* Your goal
Exactly repeat the full listing that follows.

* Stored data

<<<<

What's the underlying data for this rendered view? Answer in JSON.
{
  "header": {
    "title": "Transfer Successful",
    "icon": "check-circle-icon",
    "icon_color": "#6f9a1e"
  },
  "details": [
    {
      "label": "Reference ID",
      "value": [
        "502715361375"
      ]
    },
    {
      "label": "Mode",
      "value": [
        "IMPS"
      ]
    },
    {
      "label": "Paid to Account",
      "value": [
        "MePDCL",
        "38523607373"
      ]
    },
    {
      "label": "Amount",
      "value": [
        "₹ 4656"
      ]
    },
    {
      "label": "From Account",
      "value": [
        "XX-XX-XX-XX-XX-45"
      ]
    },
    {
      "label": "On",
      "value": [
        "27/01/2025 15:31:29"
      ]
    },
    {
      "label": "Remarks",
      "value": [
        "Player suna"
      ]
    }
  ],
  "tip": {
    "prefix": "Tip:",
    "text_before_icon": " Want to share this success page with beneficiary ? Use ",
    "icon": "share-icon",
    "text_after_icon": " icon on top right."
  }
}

>>>>

* Result for this task
What's the underlying data for this rendered view? Answer in JSON.
{
  "header": {
    "title": "Transfer Successful",
    "icon": "check-circle-icon",
    "icon_color": "#6f9a1e"
  },
  "details": [
    {
      "label": "Reference ID",
      "value": [
        "502715361375"
      ]
    },
    {
      "label": "Mode",
      "value": [
        "IMPS"
      ]
    },
    {
      "label": "Paid to Account",
      "value": [
        "MePDCL",
        "38523607373"
      ]
    },
    {
      "label": "Amount",
      "value": [
        "₹ 4656"
      ]
    },
    {
      "label": "From Account",
      "value": [
        "XX-XX-XX-XX-XX-45"
      ]
    },
    {
      "label": "On",
      "value": [
        "27/01/2025 15:31:29"
      ]
    },
    {
      "label": "Remarks",
      "value": [
        "Player suna"
      ]
    }
  ],
  "tip": {
    "prefix": "Tip:",
    "text_before_icon": " Want to share this success page with beneficiary ? Use ",
    "icon": "share-icon",
    "text_after_icon": " icon on top right."
  }
}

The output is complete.